[Collected data]
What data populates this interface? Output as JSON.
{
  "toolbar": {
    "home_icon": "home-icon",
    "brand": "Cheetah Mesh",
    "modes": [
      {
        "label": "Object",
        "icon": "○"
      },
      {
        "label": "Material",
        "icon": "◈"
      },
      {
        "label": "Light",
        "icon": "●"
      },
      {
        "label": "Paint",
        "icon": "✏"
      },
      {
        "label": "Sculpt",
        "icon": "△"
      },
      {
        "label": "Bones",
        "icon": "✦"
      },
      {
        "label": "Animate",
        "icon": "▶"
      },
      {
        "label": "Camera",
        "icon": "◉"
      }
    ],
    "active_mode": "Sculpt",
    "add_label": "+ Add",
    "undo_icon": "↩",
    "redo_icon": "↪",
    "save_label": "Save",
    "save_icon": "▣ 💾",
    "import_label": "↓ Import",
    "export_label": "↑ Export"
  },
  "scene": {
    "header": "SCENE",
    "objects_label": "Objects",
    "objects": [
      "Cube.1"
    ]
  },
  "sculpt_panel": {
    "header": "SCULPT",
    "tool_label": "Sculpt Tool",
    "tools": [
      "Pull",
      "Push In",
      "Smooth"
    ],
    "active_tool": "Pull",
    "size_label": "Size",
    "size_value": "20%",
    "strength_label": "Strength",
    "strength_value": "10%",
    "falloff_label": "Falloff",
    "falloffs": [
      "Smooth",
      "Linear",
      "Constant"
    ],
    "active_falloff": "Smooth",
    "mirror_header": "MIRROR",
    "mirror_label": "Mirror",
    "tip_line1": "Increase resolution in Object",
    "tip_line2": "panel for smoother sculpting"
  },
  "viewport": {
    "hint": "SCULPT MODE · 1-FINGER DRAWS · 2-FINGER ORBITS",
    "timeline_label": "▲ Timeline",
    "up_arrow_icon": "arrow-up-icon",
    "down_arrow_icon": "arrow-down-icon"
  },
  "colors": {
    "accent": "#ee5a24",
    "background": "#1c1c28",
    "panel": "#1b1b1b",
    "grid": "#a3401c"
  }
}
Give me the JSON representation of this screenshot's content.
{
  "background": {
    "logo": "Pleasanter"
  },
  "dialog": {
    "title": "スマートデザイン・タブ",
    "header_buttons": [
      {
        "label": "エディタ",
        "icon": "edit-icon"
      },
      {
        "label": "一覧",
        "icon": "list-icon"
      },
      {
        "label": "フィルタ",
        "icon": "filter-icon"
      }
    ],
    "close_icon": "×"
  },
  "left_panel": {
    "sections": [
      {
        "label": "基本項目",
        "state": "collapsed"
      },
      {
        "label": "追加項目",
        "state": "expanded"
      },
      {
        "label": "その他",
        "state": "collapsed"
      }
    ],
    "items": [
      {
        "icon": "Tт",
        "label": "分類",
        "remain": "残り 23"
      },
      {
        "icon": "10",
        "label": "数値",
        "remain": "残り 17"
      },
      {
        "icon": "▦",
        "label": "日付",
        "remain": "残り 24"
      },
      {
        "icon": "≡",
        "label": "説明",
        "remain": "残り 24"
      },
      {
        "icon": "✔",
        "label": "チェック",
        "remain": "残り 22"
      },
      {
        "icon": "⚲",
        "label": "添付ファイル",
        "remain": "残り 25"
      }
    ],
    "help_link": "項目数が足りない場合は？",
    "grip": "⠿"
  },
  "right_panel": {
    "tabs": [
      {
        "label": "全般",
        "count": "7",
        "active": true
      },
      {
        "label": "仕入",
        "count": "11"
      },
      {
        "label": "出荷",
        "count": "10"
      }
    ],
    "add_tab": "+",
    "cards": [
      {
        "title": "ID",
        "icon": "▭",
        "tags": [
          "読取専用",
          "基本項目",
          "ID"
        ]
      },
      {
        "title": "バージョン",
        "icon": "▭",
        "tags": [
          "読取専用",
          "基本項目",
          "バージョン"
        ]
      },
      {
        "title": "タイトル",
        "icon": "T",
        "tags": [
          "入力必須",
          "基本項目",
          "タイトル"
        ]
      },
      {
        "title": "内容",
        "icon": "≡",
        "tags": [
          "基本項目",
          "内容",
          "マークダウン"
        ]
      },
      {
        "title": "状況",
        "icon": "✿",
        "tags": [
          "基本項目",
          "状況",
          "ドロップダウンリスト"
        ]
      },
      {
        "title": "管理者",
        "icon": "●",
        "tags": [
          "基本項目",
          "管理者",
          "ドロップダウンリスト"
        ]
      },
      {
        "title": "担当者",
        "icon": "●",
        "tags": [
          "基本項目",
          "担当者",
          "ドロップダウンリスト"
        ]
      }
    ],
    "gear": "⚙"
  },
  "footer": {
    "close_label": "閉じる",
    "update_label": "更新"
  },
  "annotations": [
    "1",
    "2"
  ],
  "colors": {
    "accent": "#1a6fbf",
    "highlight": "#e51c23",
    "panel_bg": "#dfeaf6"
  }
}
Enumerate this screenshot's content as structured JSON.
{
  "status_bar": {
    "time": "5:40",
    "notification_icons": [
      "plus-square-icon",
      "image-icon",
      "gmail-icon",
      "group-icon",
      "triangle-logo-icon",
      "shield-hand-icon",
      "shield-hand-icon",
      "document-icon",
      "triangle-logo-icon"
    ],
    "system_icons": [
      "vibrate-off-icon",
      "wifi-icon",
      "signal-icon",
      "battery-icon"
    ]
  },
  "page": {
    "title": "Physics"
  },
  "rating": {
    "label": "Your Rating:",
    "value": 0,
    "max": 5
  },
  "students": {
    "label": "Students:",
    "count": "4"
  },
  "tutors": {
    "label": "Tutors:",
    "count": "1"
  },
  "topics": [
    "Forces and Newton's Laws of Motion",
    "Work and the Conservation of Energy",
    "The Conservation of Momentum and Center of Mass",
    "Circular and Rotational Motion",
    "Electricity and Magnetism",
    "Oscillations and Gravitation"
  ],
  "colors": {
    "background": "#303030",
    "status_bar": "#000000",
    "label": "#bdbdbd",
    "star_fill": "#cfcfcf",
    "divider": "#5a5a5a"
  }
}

■ YOUR OBJECTIVE
Write out all the entries exactly.

■ RESPONSE TO THE EXERCISE
What data populates this interface? Output as JSON.
{
  "toolbar": {
    "home_icon": "home-icon",
    "brand": "Cheetah Mesh",
    "modes": [
      {
        "label": "Object",
        "icon": "○"
      },
      {
        "label": "Material",
        "icon": "◈"
      },
      {
        "label": "Light",
        "icon": "●"
      },
      {
        "label": "Paint",
        "icon": "✏"
      },
      {
        "label": "Sculpt",
        "icon": "△"
      },
      {
        "label": "Bones",
        "icon": "✦"
      },
      {
        "label": "Animate",
        "icon": "▶"
      },
      {
        "label": "Camera",
        "icon": "◉"
      }
    ],
    "active_mode": "Sculpt",
    "add_label": "+ Add",
    "undo_icon": "↩",
    "redo_icon": "↪",
    "save_label": "Save",
    "save_icon": "▣ 💾",
    "import_label": "↓ Import",
    "export_label": "↑ Export"
  },
  "scene": {
    "header": "SCENE",
    "objects_label": "Objects",
    "objects": [
      "Cube.1"
    ]
  },
  "sculpt_panel": {
    "header": "SCULPT",
    "tool_label": "Sculpt Tool",
    "tools": [
      "Pull",
      "Push In",
      "Smooth"
    ],
    "active_tool": "Pull",
    "size_label": "Size",
    "size_value": "20%",
    "strength_label": "Strength",
    "strength_value": "10%",
    "falloff_label": "Falloff",
    "falloffs": [
      "Smooth",
      "Linear",
      "Constant"
    ],
    "active_falloff": "Smooth",
    "mirror_header": "MIRROR",
    "mirror_label": "Mirror",
    "tip_line1": "Increase resolution in Object",
    "tip_line2": "panel for smoother sculpting"
  },
  "viewport": {
    "hint": "SCULPT MODE · 1-FINGER DRAWS · 2-FINGER ORBITS",
    "timeline_label": "▲ Timeline",
    "up_arrow_icon": "arrow-up-icon",
    "down_arrow_icon": "arrow-down-icon"
  },
  "colors": {
    "accent": "#ee5a24",
    "background": "#1c1c28",
    "panel": "#1b1b1b",
    "grid": "#a3401c"
  }
}
Give me the JSON representation of this screenshot's content.
{
  "background": {
    "logo": "Pleasanter"
  },
  "dialog": {
    "title": "スマートデザイン・タブ",
    "header_buttons": [
      {
        "label": "エディタ",
        "icon": "edit-icon"
      },
      {
        "label": "一覧",
        "icon": "list-icon"
      },
      {
        "label": "フィルタ",
        "icon": "filter-icon"
      }
    ],
    "close_icon": "×"
  },
  "left_panel": {
    "sections": [
      {
        "label": "基本項目",
        "state": "collapsed"
      },
      {
        "label": "追加項目",
        "state": "expanded"
      },
      {
        "label": "その他",
        "state": "collapsed"
      }
    ],
    "items": [
      {
        "icon": "Tт",
        "label": "分類",
        "remain": "残り 23"
      },
      {
        "icon": "10",
        "label": "数値",
        "remain": "残り 17"
      },
      {
        "icon": "▦",
        "label": "日付",
        "remain": "残り 24"
      },
      {
        "icon": "≡",
        "label": "説明",
        "remain": "残り 24"
      },
      {
        "icon": "✔",
        "label": "チェック",
        "remain": "残り 22"
      },
      {
        "icon": "⚲",
        "label": "添付ファイル",
        "remain": "残り 25"
      }
    ],
    "help_link": "項目数が足りない場合は？",
    "grip": "⠿"
  },
  "right_panel": {
    "tabs": [
      {
        "label": "全般",
        "count": "7",
        "active": true
      },
      {
        "label": "仕入",
        "count": "11"
      },
      {
        "label": "出荷",
        "count": "10"
      }
    ],
    "add_tab": "+",
    "cards": [
      {
        "title": "ID",
        "icon": "▭",
        "tags": [
          "読取専用",
          "基本項目",
          "ID"
        ]
      },
      {
        "title": "バージョン",
        "icon": "▭",
        "tags": [
          "読取専用",
          "基本項目",
          "バージョン"
        ]
      },
      {
        "title": "タイトル",
        "icon": "T",
        "tags": [
          "入力必須",
          "基本項目",
          "タイトル"
        ]
      },
      {
        "title": "内容",
        "icon": "≡",
        "tags": [
          "基本項目",
          "内容",
          "マークダウン"
        ]
      },
      {
        "title": "状況",
        "icon": "✿",
        "tags": [
          "基本項目",
          "状況",
          "ドロップダウンリスト"
        ]
      },
      {
        "title": "管理者",
        "icon": "●",
        "tags": [
          "基本項目",
          "管理者",
          "ドロップダウンリスト"
        ]
      },
      {
        "title": "担当者",
        "icon": "●",
        "tags": [
          "基本項目",
          "担当者",
          "ドロップダウンリスト"
        ]
      }
    ],
    "gear": "⚙"
  },
  "footer": {
    "close_label": "閉じる",
    "update_label": "更新"
  },
  "annotations": [
    "1",
    "2"
  ],
  "colors": {
    "accent": "#1a6fbf",
    "highlight": "#e51c23",
    "panel_bg": "#dfeaf6"
  }
}
Enumerate this screenshot's content as structured JSON.
{
  "status_bar": {
    "time": "5:40",
    "notification_icons": [
      "plus-square-icon",
      "image-icon",
      "gmail-icon",
      "group-icon",
      "triangle-logo-icon",
      "shield-hand-icon",
      "shield-hand-icon",
      "document-icon",
      "triangle-logo-icon"
    ],
    "system_icons": [
      "vibrate-off-icon",
      "wifi-icon",
      "signal-icon",
      "battery-icon"
    ]
  },
  "page": {
    "title": "Physics"
  },
  "rating": {
    "label": "Your Rating:",
    "value": 0,
    "max": 5
  },
  "students": {
    "label": "Students:",
    "count": "4"
  },
  "tutors": {
    "label": "Tutors:",
    "count": "1"
  },
  "topics": [
    "Forces and Newton's Laws of Motion",
    "Work and the Conservation of Energy",
    "The Conservation of Momentum and Center of Mass",
    "Circular and Rotational Motion",
    "Electricity and Magnetism",
    "Oscillations and Gravitation"
  ],
  "colors": {
    "background": "#303030",
    "status_bar": "#000000",
    "label": "#bdbdbd",
    "star_fill": "#cfcfcf",
    "divider": "#5a5a5a"
  }
}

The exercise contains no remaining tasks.